◆ Objective
Determine the number of lines that contain the word "Settings", then state that number and nothing more.

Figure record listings
##########

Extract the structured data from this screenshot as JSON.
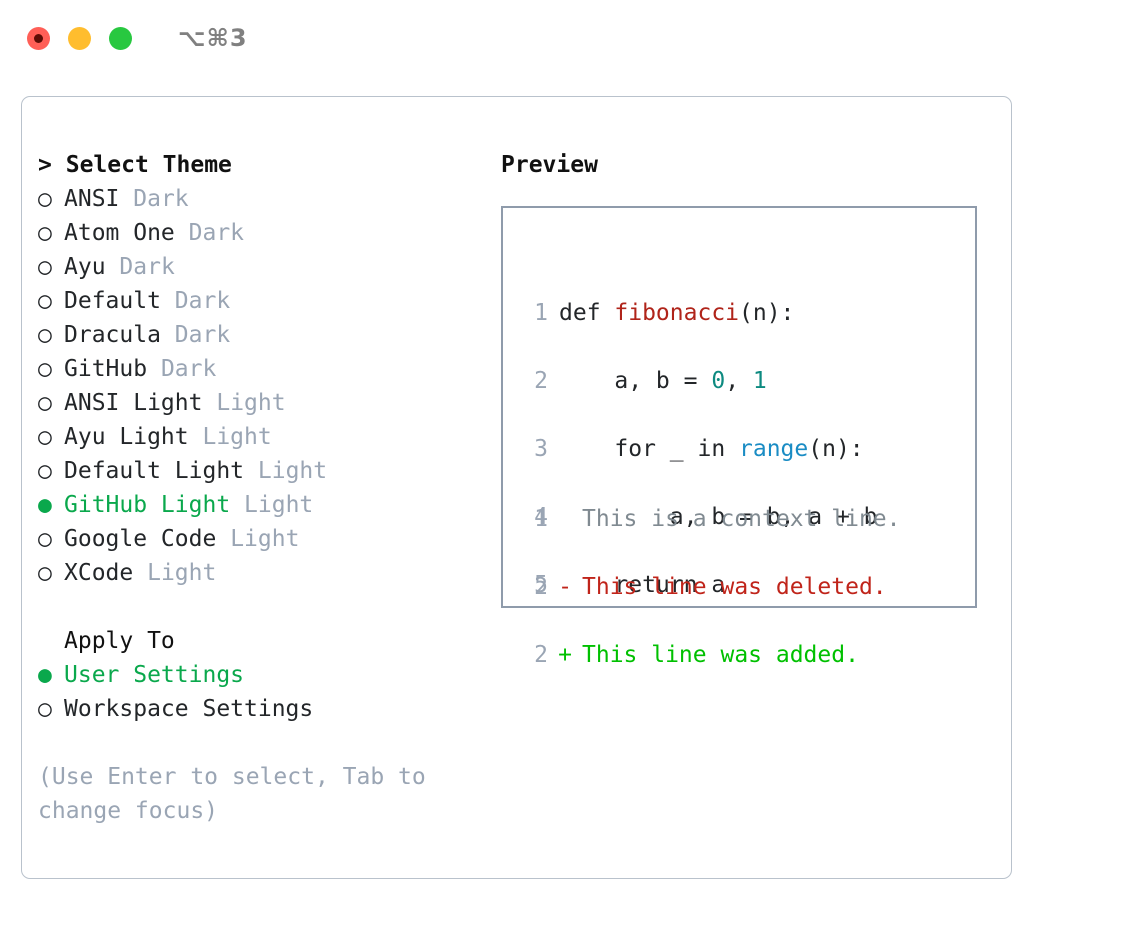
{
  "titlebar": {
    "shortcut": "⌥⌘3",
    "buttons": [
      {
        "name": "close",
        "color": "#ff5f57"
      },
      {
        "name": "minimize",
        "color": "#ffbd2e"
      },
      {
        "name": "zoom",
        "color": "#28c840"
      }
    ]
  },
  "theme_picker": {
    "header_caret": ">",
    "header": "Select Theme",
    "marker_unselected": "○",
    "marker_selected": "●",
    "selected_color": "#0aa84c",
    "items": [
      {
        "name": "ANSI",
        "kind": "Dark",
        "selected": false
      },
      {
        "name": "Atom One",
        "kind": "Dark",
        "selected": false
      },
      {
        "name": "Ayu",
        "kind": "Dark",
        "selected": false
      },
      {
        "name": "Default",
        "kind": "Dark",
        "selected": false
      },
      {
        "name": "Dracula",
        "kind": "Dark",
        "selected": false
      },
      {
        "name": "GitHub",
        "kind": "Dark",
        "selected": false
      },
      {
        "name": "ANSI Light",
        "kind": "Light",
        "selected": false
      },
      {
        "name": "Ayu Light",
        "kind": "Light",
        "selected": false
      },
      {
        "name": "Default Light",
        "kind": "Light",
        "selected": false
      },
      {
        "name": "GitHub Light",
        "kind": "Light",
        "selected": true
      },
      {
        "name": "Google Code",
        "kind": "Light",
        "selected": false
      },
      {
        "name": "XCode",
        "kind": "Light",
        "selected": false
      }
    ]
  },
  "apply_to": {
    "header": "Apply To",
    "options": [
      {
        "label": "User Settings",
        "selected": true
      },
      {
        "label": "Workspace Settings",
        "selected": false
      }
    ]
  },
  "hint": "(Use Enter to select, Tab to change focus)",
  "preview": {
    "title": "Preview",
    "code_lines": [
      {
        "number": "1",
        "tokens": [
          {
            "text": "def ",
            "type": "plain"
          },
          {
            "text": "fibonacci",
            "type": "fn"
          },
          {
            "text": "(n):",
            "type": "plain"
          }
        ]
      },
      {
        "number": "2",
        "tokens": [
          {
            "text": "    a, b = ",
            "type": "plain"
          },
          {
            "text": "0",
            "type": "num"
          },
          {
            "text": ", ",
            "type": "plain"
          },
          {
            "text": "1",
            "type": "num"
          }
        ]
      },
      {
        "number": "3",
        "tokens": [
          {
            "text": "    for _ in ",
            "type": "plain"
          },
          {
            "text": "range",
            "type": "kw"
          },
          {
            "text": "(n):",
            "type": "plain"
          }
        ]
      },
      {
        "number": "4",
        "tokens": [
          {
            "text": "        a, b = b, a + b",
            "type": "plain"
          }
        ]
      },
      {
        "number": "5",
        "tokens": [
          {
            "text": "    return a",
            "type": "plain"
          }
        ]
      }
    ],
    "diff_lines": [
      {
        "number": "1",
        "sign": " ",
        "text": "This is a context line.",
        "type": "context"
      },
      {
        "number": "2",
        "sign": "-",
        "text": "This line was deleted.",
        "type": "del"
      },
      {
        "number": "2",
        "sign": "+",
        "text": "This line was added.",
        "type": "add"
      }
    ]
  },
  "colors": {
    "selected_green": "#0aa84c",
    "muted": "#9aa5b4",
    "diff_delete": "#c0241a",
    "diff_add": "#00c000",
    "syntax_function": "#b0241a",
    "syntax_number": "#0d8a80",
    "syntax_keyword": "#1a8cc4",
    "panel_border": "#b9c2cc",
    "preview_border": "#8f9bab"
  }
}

##########

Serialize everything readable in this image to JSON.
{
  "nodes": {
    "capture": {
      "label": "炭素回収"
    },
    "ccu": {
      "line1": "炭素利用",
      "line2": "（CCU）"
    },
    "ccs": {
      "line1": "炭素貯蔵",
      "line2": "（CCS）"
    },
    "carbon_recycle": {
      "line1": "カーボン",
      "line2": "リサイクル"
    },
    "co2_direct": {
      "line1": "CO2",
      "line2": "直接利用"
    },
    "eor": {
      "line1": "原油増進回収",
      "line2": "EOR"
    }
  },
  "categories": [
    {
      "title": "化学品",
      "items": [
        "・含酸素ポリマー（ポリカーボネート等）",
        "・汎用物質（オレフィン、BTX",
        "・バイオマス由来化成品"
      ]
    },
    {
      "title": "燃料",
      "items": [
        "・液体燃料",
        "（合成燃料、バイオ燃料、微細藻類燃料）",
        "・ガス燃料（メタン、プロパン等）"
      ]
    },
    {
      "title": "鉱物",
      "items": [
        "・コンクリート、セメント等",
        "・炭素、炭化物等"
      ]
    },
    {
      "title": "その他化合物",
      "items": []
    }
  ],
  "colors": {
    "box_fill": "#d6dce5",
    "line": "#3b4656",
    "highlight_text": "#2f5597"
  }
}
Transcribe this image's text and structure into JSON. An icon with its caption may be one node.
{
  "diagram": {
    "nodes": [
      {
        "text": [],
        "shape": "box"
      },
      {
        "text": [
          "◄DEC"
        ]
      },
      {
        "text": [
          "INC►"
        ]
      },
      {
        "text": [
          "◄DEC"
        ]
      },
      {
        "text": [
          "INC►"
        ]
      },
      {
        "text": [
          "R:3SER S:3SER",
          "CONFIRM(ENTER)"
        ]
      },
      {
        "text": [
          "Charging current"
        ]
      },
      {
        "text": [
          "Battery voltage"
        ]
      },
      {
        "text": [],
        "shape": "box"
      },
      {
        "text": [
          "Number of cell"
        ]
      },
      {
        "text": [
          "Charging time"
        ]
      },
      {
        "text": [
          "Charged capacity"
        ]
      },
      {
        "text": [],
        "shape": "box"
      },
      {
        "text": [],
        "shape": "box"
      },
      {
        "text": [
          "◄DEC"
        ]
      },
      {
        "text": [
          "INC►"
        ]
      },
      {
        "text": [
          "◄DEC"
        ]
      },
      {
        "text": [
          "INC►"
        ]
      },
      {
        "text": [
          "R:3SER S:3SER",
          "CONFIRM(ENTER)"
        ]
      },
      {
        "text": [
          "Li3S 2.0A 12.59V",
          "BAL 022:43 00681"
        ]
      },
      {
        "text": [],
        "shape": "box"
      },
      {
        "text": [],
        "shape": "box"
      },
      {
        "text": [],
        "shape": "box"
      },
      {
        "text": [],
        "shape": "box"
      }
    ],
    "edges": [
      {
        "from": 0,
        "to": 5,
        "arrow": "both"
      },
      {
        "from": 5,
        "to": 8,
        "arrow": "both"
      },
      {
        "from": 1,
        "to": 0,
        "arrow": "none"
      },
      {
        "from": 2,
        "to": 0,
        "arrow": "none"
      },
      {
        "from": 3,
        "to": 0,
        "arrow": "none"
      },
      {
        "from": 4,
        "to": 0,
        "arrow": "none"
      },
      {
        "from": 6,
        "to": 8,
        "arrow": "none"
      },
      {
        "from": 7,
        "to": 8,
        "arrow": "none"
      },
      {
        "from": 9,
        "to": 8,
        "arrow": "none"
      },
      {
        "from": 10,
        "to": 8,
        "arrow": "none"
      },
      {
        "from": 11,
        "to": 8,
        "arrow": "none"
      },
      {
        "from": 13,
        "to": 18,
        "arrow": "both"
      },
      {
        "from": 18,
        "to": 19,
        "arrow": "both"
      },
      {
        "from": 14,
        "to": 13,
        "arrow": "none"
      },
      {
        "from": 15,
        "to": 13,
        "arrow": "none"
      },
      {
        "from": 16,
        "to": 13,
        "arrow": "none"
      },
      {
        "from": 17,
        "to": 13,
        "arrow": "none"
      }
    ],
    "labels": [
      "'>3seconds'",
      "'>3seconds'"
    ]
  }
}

##########

◆ Answer in full
2